Quoted text:
AI Won’t Replace You, But a Manager Using AI Will - Yaniv Preiss

10 min read Original article ↗

The integration of AI into the workplace is not just a minor upgrade or an incremental change, but a fundamental shift in how business is conducted. As AI becomes commoditized, meaning accessible to every manager and employee rather than just Machine Learning PhDs, the differentiator is no longer who has the tool, but who knows how to use it and how to lead the humans using it.

Recent analysis shows that AI doesn’t reduce work, but intensifies it. To navigate this new intensity and complexity, managers must bridge the gap between supercomputing power and human potential.

AI management - trailblazing

Balancing AI Adoption

Both under-adoption and over-adoption of AI present existential risks to a company.

Under-adoption might lead to a potential loss of market share due to slower experimentation, stagnant productivity, and top performers leaving for more advanced environments. Customers likely expect more than mere “AI dust” in the product or service you’re offering.

Over-adoption might result in “innovation theater”, where the strategy is just “do something with AI”, and failed experiments distract from business impact.

Tools amplify competence, not replace it. Same with AI tools. If a manager lacks a solid foundation in leadership, AI will not turn them into a great manager. It will only help them make mediocre decisions faster. Imagine AI “tells” a manager who lacks competency in giving feedback to give more feedback, or teaches ineffective ways to give it, like the “shit sandwich”.

As a manager, keep track of AI progress, not as an addiction and chasing the new shiny object, but as more efficient practices. If an engineer leverages 5 AI agents to code and another to review instead of doing everything manually, this can be a huge gain. Learn how to coordinate and streamline the work as a team – you want the whole team to benefit, not only a specific individual – analyze where the bottlenecks are. Let ideas come from the team and allow experimentation within guardrails.

Rebuilding the Human Connection

It’s no secret that many AI projects fail, and the reason is not always technological.

Employees often view AI as a magical black box and fear being replaced, triggering a Fight-Flight-Freeze-Fawn (FFFF) response that sinks performance. This reminds me of an old colleague, whose team started onboarding remote contractors, and upon each successful onboarding, an existing core team member was fired, until the manager was the only core person left. He told me they knew they were cannibalizing. People may have similar thoughts.

Layoffs and restructuring are happening all around us. “New employees” in the form of highly capable digital agents join the team. Do not underestimate employees’ fear. They might not only drag their feet, but also actively sabotage AI adoption. I’ve witnessed this done before with introducing less threatening changes such as continuous integration, agile methodologies and automated tests.

Every change incurs a loss of identity, authority, status, reward, or belonging. When you face employee resistance, rather than classify the person as hostile, you can use a tool like Immunity to Change to figure out what threatens them and devise small experiments to prove them wrong. This can be done with the support of external coaches.

Employees need to trust leaders – their values, decisions, transparency, and as a person – human connections are good for business. AI cannot do it. It can simulate empathy, but it lacks somatic resonance and has biases that might feel completely foreign.

Managers need to double down on:

Transparency: being clear about how and why AI is being used.

Accountability: establishing that “the AI told me to” is never a valid argument. Humans remain 100% responsible for the final decision and its ethics. They must be able to reason about the output, either done by them, with AI or fully AI-generated. Make sure to check for it also during candidate interviews.

Data excerpt:
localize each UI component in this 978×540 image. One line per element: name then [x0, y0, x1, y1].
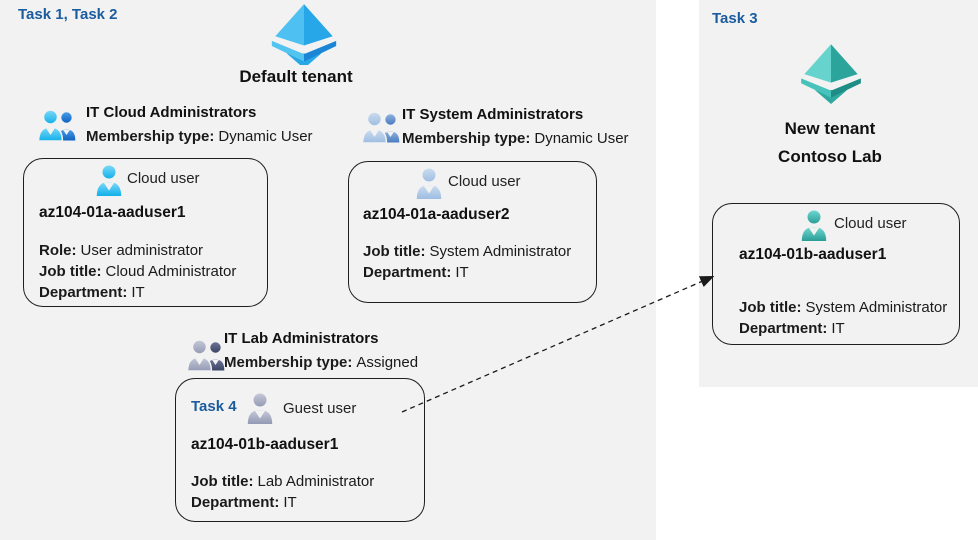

Work to be completed:
Continue the article about managers using AI, starting right after its last sentence. The material after the article plays no part in this exercise.

Reply to the task:
As I highlighted in the article about risks of AI, employees and managers might develop dependency on AI after outsourcing thinking to it. We’ve already seen software engineers losing skills and being unable to write simple code.

Psychological safety: creating an environment where employees feel safe to share their “secrets” and teach each other how they use AI effectively, rather than hoarding prompts for job security.

Warning: using AI to monitor employees is a catastrophic mistake. It destroys trust and encourages gaming the system.

Shifting From Output to Outcome

Despite ample literature, many leaders still deeply care about working hours and output, and have less attention to results, aka business outcomes. This manifests in measuring working hours, the number of code contributions, meeting arbitrary deadlines and other things that are easy to measure. The goals and OKRs they set are sometimes purposefully vague and “unmeasurable”, and there is no learning from the achieved results.

In the new AI world, these traditional metrics like “hours worked” matter even less. “Token usage” may be misleading – if you only measure it as evidence for encouraged adoption, you may miss out the inefficiencies or the business result. It can also be interesting, e.g., you may find out that your lowest performer is using 5x more AI tokens than others, while making way less impact.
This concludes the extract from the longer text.